Raw records:
** BEGIN **
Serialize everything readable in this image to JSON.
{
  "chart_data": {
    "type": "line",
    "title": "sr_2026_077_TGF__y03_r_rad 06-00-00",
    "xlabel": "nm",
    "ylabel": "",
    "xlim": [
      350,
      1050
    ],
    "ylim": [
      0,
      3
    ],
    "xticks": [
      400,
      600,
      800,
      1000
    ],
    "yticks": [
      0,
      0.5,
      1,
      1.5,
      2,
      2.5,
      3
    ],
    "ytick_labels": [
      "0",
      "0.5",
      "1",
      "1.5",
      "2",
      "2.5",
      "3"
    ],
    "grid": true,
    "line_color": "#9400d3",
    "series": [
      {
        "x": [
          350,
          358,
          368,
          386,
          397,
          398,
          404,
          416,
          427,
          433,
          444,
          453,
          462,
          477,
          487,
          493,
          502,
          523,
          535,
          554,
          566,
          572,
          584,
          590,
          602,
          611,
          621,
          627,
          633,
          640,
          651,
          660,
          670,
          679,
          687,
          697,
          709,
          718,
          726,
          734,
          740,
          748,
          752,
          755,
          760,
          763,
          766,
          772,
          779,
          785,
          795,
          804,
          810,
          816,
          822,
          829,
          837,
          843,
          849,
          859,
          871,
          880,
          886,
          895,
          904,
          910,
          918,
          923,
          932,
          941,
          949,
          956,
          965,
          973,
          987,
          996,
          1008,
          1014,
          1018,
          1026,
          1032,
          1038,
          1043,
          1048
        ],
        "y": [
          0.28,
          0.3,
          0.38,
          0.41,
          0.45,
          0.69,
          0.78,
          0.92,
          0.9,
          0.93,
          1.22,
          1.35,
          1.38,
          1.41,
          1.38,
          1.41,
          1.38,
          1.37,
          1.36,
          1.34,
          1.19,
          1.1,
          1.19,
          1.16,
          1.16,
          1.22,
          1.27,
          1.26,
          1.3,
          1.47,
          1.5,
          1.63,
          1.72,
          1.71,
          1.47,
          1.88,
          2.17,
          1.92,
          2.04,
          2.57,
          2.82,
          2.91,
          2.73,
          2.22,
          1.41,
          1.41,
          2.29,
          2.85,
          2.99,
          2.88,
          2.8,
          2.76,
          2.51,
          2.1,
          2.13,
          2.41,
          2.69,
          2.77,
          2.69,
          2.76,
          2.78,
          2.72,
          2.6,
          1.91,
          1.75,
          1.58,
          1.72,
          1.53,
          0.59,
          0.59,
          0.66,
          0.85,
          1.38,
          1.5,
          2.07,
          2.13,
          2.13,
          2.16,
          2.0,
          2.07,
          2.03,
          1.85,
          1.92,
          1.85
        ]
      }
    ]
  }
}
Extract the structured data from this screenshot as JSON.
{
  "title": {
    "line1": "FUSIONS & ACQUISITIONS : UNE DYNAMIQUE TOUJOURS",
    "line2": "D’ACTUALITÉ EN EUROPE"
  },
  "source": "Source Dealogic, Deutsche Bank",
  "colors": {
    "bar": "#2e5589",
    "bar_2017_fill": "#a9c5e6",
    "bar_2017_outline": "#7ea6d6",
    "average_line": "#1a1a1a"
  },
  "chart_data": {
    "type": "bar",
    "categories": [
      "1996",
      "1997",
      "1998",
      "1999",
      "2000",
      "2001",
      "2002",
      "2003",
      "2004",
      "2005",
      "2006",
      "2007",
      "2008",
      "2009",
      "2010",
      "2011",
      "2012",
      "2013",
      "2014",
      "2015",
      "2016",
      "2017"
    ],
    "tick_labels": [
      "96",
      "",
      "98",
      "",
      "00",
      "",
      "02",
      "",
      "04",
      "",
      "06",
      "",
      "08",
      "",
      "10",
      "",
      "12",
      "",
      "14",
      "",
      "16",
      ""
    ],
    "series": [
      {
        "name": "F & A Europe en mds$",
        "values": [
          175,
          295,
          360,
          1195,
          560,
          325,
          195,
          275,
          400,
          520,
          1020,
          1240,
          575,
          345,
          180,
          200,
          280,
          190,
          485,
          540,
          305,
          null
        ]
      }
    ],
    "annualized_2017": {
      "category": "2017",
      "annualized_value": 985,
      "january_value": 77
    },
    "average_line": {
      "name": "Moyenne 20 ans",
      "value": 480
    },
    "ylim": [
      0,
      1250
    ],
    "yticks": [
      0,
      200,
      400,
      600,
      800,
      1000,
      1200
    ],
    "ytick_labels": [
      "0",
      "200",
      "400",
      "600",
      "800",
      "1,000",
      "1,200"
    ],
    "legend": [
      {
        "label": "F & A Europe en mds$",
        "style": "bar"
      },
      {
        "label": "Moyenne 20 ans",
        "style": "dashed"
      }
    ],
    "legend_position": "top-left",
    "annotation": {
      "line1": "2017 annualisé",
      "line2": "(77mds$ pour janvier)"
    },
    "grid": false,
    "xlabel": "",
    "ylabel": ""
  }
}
** END **
** BEGIN **
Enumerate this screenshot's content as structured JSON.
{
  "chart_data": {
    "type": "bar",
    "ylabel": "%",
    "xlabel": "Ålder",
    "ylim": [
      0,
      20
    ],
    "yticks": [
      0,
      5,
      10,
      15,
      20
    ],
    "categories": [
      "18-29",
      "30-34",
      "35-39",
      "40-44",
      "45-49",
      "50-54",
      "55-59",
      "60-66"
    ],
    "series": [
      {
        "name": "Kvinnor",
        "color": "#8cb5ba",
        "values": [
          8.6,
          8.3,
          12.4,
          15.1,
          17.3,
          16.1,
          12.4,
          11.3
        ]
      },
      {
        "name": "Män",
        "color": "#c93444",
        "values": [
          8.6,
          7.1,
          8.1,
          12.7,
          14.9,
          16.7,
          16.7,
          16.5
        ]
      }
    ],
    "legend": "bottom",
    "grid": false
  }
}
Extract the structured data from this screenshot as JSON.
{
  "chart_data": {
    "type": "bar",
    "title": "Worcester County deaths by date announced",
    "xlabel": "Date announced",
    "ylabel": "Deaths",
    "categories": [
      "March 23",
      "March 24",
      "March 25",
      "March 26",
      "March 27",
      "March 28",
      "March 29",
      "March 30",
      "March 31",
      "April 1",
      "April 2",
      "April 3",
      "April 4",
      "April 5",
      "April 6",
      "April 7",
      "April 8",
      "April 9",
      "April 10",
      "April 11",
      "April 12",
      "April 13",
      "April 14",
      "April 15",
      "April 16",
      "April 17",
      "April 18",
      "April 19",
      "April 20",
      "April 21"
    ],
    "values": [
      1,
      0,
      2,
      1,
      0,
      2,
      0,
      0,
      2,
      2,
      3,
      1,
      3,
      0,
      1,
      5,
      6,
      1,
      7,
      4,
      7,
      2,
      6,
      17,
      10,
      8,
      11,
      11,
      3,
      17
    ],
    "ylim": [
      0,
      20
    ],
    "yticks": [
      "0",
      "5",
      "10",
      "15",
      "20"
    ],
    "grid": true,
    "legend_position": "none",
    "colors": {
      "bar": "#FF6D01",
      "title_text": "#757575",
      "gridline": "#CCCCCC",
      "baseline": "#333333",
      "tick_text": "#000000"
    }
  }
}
** END **
Task to carry out: Filter the entries down to the lines containing "this". Copy each of those lines.

Answer for the task:
Serialize everything readable in this image to JSON.
Extract the structured data from this screenshot as JSON.
Enumerate this screenshot's content as structured JSON.
Extract the structured data from this screenshot as JSON.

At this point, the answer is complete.